## Entries supplied
#####

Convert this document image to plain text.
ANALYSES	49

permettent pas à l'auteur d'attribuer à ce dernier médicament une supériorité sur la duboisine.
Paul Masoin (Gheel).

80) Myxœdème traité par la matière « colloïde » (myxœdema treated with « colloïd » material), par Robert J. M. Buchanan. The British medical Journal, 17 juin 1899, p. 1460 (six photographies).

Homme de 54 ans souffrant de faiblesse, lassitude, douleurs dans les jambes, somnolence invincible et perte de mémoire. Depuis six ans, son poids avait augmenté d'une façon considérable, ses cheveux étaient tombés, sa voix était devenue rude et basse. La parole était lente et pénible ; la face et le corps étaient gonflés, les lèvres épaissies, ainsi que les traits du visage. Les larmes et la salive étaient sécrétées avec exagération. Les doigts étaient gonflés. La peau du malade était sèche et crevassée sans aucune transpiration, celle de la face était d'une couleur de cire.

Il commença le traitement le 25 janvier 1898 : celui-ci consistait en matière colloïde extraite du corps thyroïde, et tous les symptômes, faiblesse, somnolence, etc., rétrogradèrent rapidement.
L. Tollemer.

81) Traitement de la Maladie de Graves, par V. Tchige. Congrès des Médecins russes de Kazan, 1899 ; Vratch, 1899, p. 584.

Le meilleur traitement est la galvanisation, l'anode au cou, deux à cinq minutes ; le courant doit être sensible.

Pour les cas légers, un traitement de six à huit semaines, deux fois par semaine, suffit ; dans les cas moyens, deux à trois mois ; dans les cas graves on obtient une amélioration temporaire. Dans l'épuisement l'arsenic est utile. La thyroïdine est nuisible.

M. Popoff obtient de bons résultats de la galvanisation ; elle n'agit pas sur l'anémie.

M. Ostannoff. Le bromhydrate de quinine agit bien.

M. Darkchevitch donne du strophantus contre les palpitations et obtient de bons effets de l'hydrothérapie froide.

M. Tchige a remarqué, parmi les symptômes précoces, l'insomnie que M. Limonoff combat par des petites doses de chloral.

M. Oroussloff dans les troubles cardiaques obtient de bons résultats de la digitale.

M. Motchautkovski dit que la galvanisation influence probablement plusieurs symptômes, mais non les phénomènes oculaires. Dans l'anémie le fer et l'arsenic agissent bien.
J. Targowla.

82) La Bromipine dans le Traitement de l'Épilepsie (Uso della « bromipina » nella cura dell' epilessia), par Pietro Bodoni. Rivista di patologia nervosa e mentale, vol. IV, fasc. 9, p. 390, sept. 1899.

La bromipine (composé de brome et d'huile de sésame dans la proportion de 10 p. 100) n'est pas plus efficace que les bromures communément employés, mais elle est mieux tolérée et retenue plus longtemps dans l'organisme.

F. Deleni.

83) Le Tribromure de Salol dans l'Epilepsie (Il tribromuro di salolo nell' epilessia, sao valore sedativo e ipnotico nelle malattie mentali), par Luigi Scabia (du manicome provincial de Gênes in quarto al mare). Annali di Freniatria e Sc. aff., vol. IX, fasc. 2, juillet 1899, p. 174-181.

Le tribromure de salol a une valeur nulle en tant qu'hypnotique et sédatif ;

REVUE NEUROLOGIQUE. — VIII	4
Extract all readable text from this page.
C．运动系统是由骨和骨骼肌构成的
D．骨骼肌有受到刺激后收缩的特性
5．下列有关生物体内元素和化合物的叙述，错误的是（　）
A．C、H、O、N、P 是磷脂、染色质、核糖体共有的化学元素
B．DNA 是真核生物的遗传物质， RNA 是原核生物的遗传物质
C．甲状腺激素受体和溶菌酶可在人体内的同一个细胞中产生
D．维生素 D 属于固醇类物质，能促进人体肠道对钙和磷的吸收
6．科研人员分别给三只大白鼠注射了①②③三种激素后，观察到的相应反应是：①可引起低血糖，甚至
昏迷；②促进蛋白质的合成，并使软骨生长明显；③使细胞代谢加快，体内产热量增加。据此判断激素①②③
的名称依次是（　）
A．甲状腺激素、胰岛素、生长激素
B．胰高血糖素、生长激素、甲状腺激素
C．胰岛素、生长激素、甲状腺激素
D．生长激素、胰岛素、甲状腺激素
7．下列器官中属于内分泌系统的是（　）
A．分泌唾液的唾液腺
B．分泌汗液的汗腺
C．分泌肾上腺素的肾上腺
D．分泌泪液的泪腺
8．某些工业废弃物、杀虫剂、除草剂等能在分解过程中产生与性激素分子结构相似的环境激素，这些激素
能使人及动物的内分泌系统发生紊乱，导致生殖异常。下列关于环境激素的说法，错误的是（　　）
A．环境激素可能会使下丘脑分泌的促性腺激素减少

#####

Write the entire listing out again, word for word.

## Result of this exercise
Convert this document image to plain text.
ANALYSES	49

permettent pas à l'auteur d'attribuer à ce dernier médicament une supériorité sur la duboisine.
Paul Masoin (Gheel).

80) Myxœdème traité par la matière « colloïde » (myxœdema treated with « colloïd » material), par Robert J. M. Buchanan. The British medical Journal, 17 juin 1899, p. 1460 (six photographies).

Homme de 54 ans souffrant de faiblesse, lassitude, douleurs dans les jambes, somnolence invincible et perte de mémoire. Depuis six ans, son poids avait augmenté d'une façon considérable, ses cheveux étaient tombés, sa voix était devenue rude et basse. La parole était lente et pénible ; la face et le corps étaient gonflés, les lèvres épaissies, ainsi que les traits du visage. Les larmes et la salive étaient sécrétées avec exagération. Les doigts étaient gonflés. La peau du malade était sèche et crevassée sans aucune transpiration, celle de la face était d'une couleur de cire.

Il commença le traitement le 25 janvier 1898 : celui-ci consistait en matière colloïde extraite du corps thyroïde, et tous les symptômes, faiblesse, somnolence, etc., rétrogradèrent rapidement.
L. Tollemer.

81) Traitement de la Maladie de Graves, par V. Tchige. Congrès des Médecins russes de Kazan, 1899 ; Vratch, 1899, p. 584.

Le meilleur traitement est la galvanisation, l'anode au cou, deux à cinq minutes ; le courant doit être sensible.

Pour les cas légers, un traitement de six à huit semaines, deux fois par semaine, suffit ; dans les cas moyens, deux à trois mois ; dans les cas graves on obtient une amélioration temporaire. Dans l'épuisement l'arsenic est utile. La thyroïdine est nuisible.

M. Popoff obtient de bons résultats de la galvanisation ; elle n'agit pas sur l'anémie.

M. Ostannoff. Le bromhydrate de quinine agit bien.

M. Darkchevitch donne du strophantus contre les palpitations et obtient de bons effets de l'hydrothérapie froide.

M. Tchige a remarqué, parmi les symptômes précoces, l'insomnie que M. Limonoff combat par des petites doses de chloral.

M. Oroussloff dans les troubles cardiaques obtient de bons résultats de la digitale.

M. Motchautkovski dit que la galvanisation influence probablement plusieurs symptômes, mais non les phénomènes oculaires. Dans l'anémie le fer et l'arsenic agissent bien.
J. Targowla.

82) La Bromipine dans le Traitement de l'Épilepsie (Uso della « bromipina » nella cura dell' epilessia), par Pietro Bodoni. Rivista di patologia nervosa e mentale, vol. IV, fasc. 9, p. 390, sept. 1899.

La bromipine (composé de brome et d'huile de sésame dans la proportion de 10 p. 100) n'est pas plus efficace que les bromures communément employés, mais elle est mieux tolérée et retenue plus longtemps dans l'organisme.

F. Deleni.

83) Le Tribromure de Salol dans l'Epilepsie (Il tribromuro di salolo nell' epilessia, sao valore sedativo e ipnotico nelle malattie mentali), par Luigi Scabia (du manicome provincial de Gênes in quarto al mare). Annali di Freniatria e Sc. aff., vol. IX, fasc. 2, juillet 1899, p. 174-181.

Le tribromure de salol a une valeur nulle en tant qu'hypnotique et sédatif ;

REVUE NEUROLOGIQUE. — VIII	4
Extract all readable text from this page.
C．运动系统是由骨和骨骼肌构成的
D．骨骼肌有受到刺激后收缩的特性
5．下列有关生物体内元素和化合物的叙述，错误的是（　）
A．C、H、O、N、P 是磷脂、染色质、核糖体共有的化学元素
B．DNA 是真核生物的遗传物质， RNA 是原核生物的遗传物质
C．甲状腺激素受体和溶菌酶可在人体内的同一个细胞中产生
D．维生素 D 属于固醇类物质，能促进人体肠道对钙和磷的吸收
6．科研人员分别给三只大白鼠注射了①②③三种激素后，观察到的相应反应是：①可引起低血糖，甚至
昏迷；②促进蛋白质的合成，并使软骨生长明显；③使细胞代谢加快，体内产热量增加。据此判断激素①②③
的名称依次是（　）
A．甲状腺激素、胰岛素、生长激素
B．胰高血糖素、生长激素、甲状腺激素
C．胰岛素、生长激素、甲状腺激素
D．生长激素、胰岛素、甲状腺激素
7．下列器官中属于内分泌系统的是（　）
A．分泌唾液的唾液腺
B．分泌汗液的汗腺
C．分泌肾上腺素的肾上腺
D．分泌泪液的泪腺
8．某些工业废弃物、杀虫剂、除草剂等能在分解过程中产生与性激素分子结构相似的环境激素，这些激素
能使人及动物的内分泌系统发生紊乱，导致生殖异常。下列关于环境激素的说法，错误的是（　　）
A．环境激素可能会使下丘脑分泌的促性腺激素减少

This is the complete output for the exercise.